:: Exercise material
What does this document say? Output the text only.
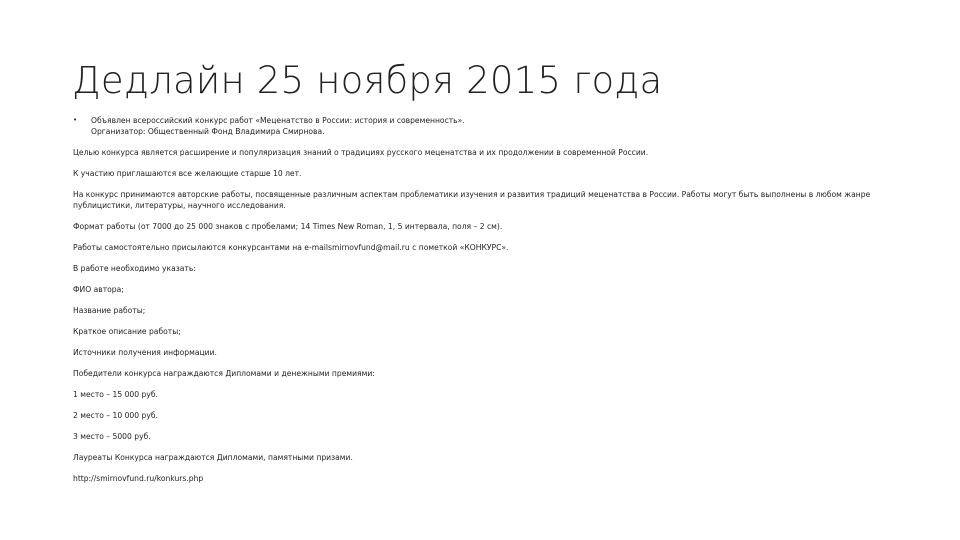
Дедлайн 25 ноября 2015 года
•	Объявлен всероссийский конкурс работ «Меценатство в России: история и современность».
Организатор: Общественный Фонд Владимира Смирнова.

Целью конкурса является расширение и популяризация знаний о традициях русского меценатства и их продолжении в современной России.

К участию приглашаются все желающие старше 10 лет.

На конкурс принимаются авторские работы, посвященные различным аспектам проблематики изучения и развития традиций меценатства в России. Работы могут быть выполнены в любом жанре публицистики, литературы, научного исследования.

Формат работы (от 7000 до 25 000 знаков с пробелами; 14 Times New Roman, 1, 5 интервала, поля – 2 см).

Работы самостоятельно присылаются конкурсантами на e-mailsmirnovfund@mail.ru с пометкой «КОНКУРС».

В работе необходимо указать:

ФИО автора;

Название работы;

Краткое описание работы;

Источники получения информации.

Победители конкурса награждаются Дипломами и денежными премиями:

1 место – 15 000 руб.

2 место – 10 000 руб.

3 место – 5000 руб.

Лауреаты Конкурса награждаются Дипломами, памятными призами.

http://smirnovfund.ru/konkurs.php
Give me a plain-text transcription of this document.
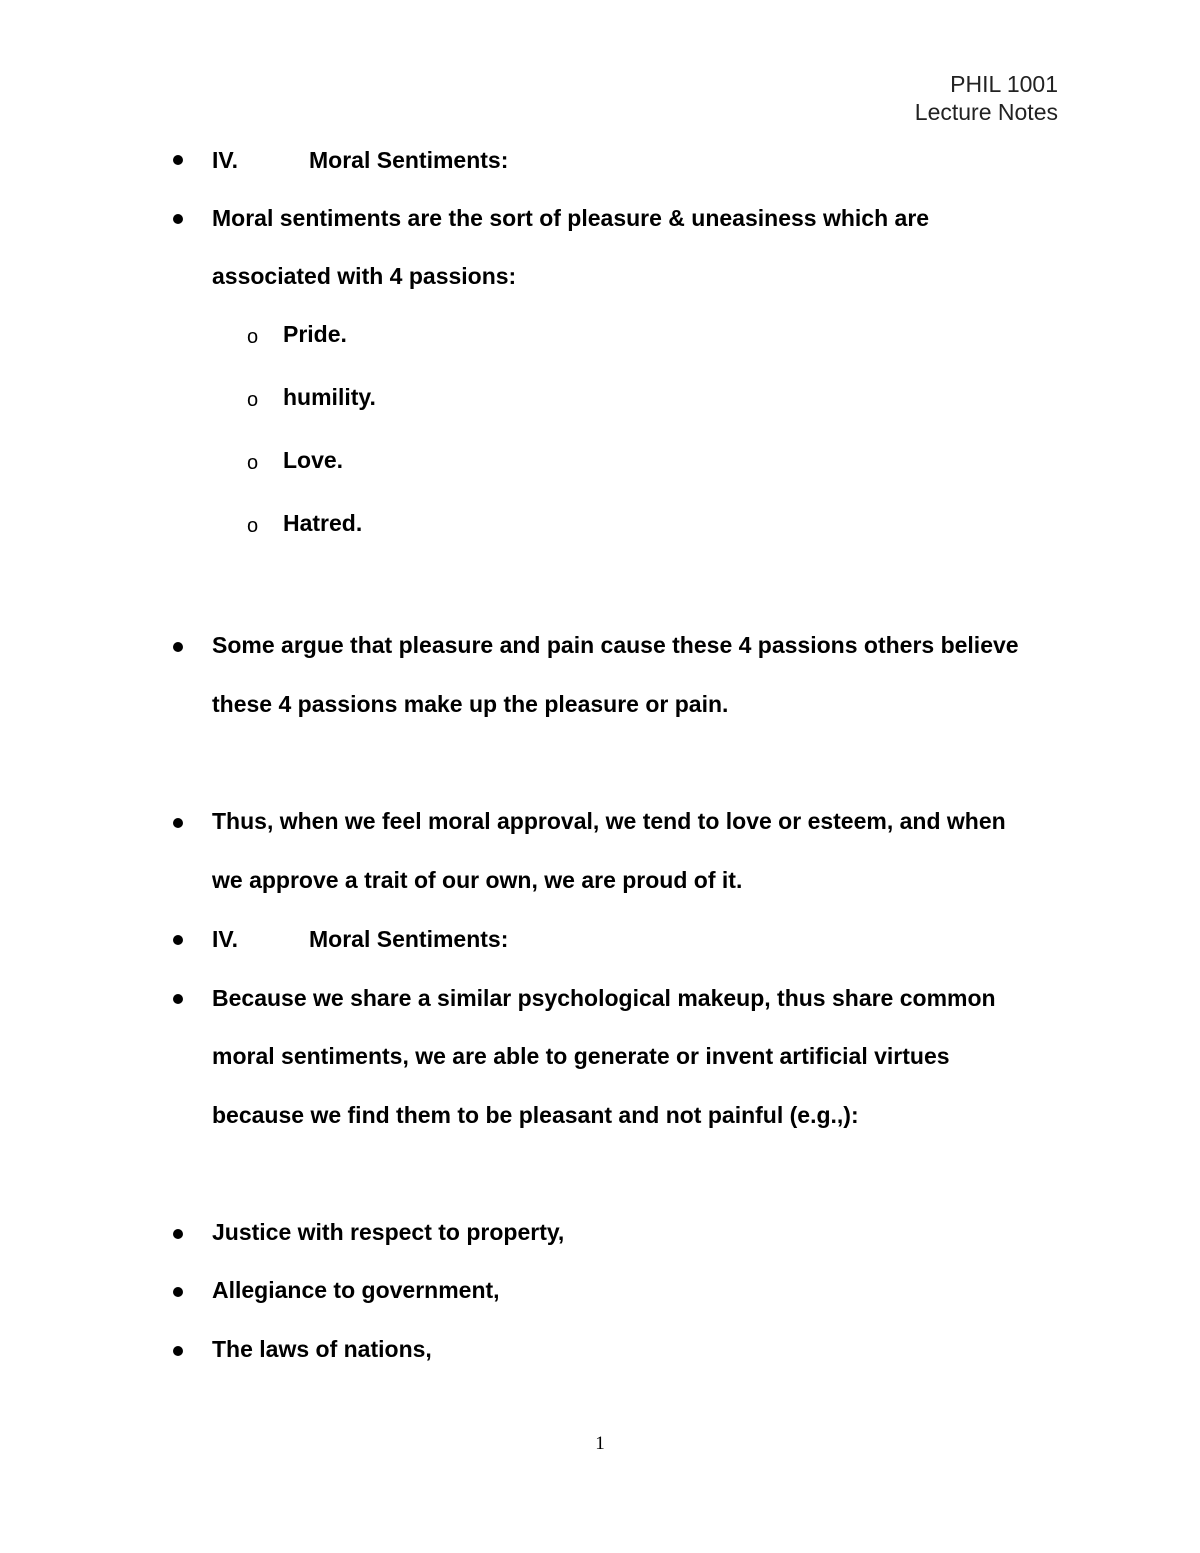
PHIL 1001
Lecture Notes
IV.	Moral Sentiments:
Moral sentiments are the sort of pleasure & uneasiness which are
associated with 4 passions:
o Pride.
o humility.
o Love.
o Hatred.
Some argue that pleasure and pain cause these 4 passions others believe
these 4 passions make up the pleasure or pain.
Thus, when we feel moral approval, we tend to love or esteem, and when
we approve a trait of our own, we are proud of it.
IV.	Moral Sentiments:
Because we share a similar psychological makeup, thus share common
moral sentiments, we are able to generate or invent artificial virtues
because we find them to be pleasant and not painful (e.g.,):
Justice with respect to property,
Allegiance to government,
The laws of nations,
1
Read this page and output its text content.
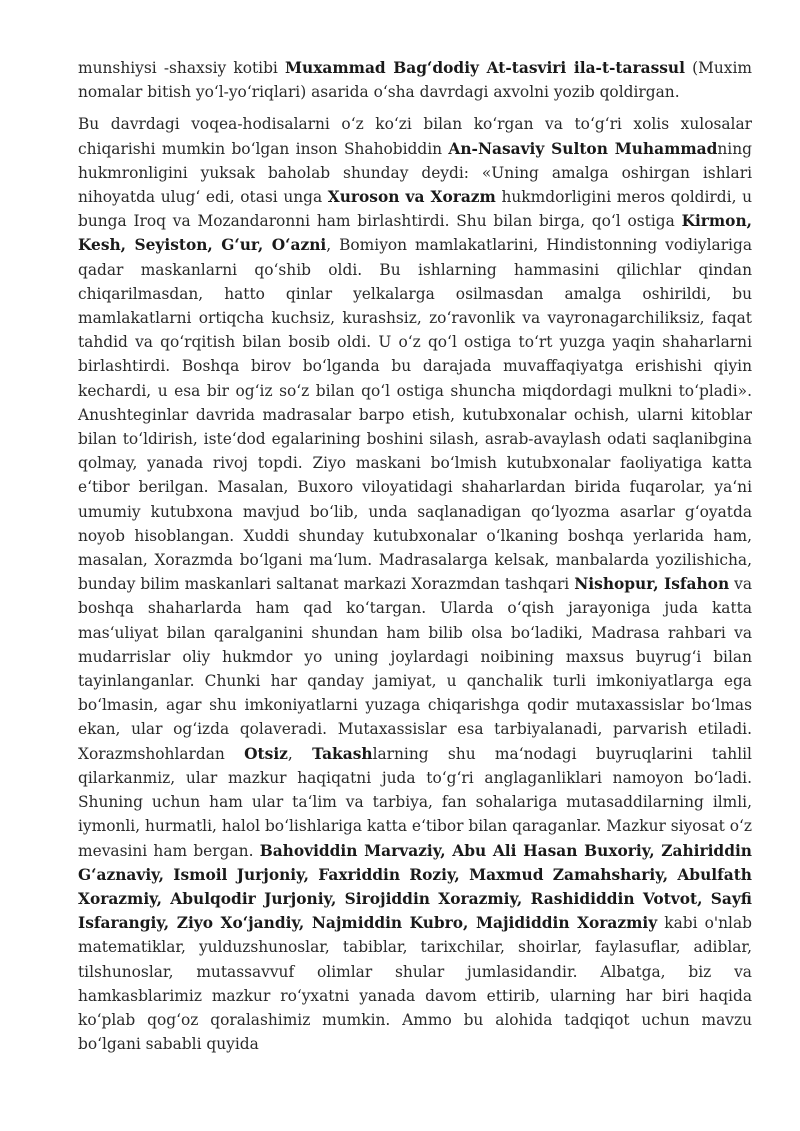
munshiysi -shaxsiy kotibi Muxammad Bag‘dodiy At-tasviri ila-t-tarassul (Muxim nomalar bitish yo‘l-yo‘riqlari) asarida o‘sha davrdagi axvolni yozib qoldirgan.

Bu davrdagi voqea-hodisalarni o‘z ko‘zi bilan ko‘rgan va to‘g‘ri xolis xulosalar chiqarishi mumkin bo‘lgan inson Shahobiddin An-Nasaviy Sulton Muhammadning hukmronligini yuksak baholab shunday deydi: «Uning amalga oshirgan ishlari nihoyatda ulug‘ edi, otasi unga Xuroson va Xorazm hukmdorligini meros qoldirdi, u bunga Iroq va Mozandaronni ham birlashtirdi. Shu bilan birga, qo‘l ostiga Kirmon, Kesh, Seyiston, G‘ur, O‘azni, Bomiyon mamlakatlarini, Hindistonning vodiylariga qadar maskanlarni qo‘shib oldi. Bu ishlarning hammasini qilichlar qindan chiqarilmasdan, hatto qinlar yelkalarga osilmasdan amalga oshirildi, bu mamlakatlarni ortiqcha kuchsiz, kurashsiz, zo‘ravonlik va vayronagarchiliksiz, faqat tahdid va qo‘rqitish bilan bosib oldi. U o‘z qo‘l ostiga to‘rt yuzga yaqin shaharlarni birlashtirdi. Boshqa birov bo‘lganda bu darajada muvaffaqiyatga erishishi qiyin kechardi, u esa bir og‘iz so‘z bilan qo‘l ostiga shuncha miqdordagi mulkni to‘pladi». Anushteginlar davrida madrasalar barpo etish, kutubxonalar ochish, ularni kitoblar bilan to‘ldirish, iste‘dod egalarining boshini silash, asrab-avaylash odati saqlanibgina qolmay, yanada rivoj topdi. Ziyo maskani bo‘lmish kutubxonalar faoliyatiga katta e‘tibor berilgan. Masalan, Buxoro viloyatidagi shaharlardan birida fuqarolar, ya‘ni umumiy kutubxona mavjud bo‘lib, unda saqlanadigan qo‘lyozma asarlar g‘oyatda noyob hisoblangan. Xuddi shunday kutubxonalar o‘lkaning boshqa yerlarida ham, masalan, Xorazmda bo‘lgani ma‘lum. Madrasalarga kelsak, manbalarda yozilishicha, bunday bilim maskanlari saltanat markazi Xorazmdan tashqari Nishopur, Isfahon va boshqa shaharlarda ham qad ko‘targan. Ularda o‘qish jarayoniga juda katta mas‘uliyat bilan qaralganini shundan ham bilib olsa bo‘ladiki, Madrasa rahbari va mudarrislar oliy hukmdor yo uning joylardagi noibining maxsus buyrug‘i bilan tayinlanganlar. Chunki har qanday jamiyat, u qanchalik turli imkoniyatlarga ega bo‘lmasin, agar shu imkoniyatlarni yuzaga chiqarishga qodir mutaxassislar bo‘lmas ekan, ular og‘izda qolaveradi. Mutaxassislar esa tarbiyalanadi, parvarish etiladi. Xorazmshohlardan Otsiz, Takashlarning shu ma‘nodagi buyruqlarini tahlil qilarkanmiz, ular mazkur haqiqatni juda to‘g‘ri anglaganliklari namoyon bo‘ladi. Shuning uchun ham ular ta‘lim va tarbiya, fan sohalariga mutasaddilarning ilmli, iymonli, hurmatli, halol bo‘lishlariga katta e‘tibor bilan qaraganlar. Mazkur siyosat o‘z mevasini ham bergan. Bahoviddin Marvaziy, Abu Ali Hasan Buxoriy, Zahiriddin G‘aznaviy, Ismoil Jurjoniy, Faxriddin Roziy, Maxmud Zamahshariy, Abulfath Xorazmiy, Abulqodir Jurjoniy, Sirojiddin Xorazmiy, Rashididdin Votvot, Sayfi Isfarangiy, Ziyo Xo‘jandiy, Najmiddin Kubro, Majididdin Xorazmiy kabi o'nlab matematiklar, yulduzshunoslar, tabiblar, tarixchilar, shoirlar, faylasuflar, adiblar, tilshunoslar, mutassavvuf olimlar shular jumlasidandir. Albatga, biz va hamkasblarimiz mazkur ro‘yxatni yanada davom ettirib, ularning har biri haqida ko‘plab qog‘oz qoralashimiz mumkin. Ammo bu alohida tadqiqot uchun mavzu bo‘lgani sababli quyida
::::
- [Task to carry out] Each line that holds the word "document" should be extracted from the records.

- [Reply to the exercise]
What does this document say? Output the text only.
Give me a plain-text transcription of this document.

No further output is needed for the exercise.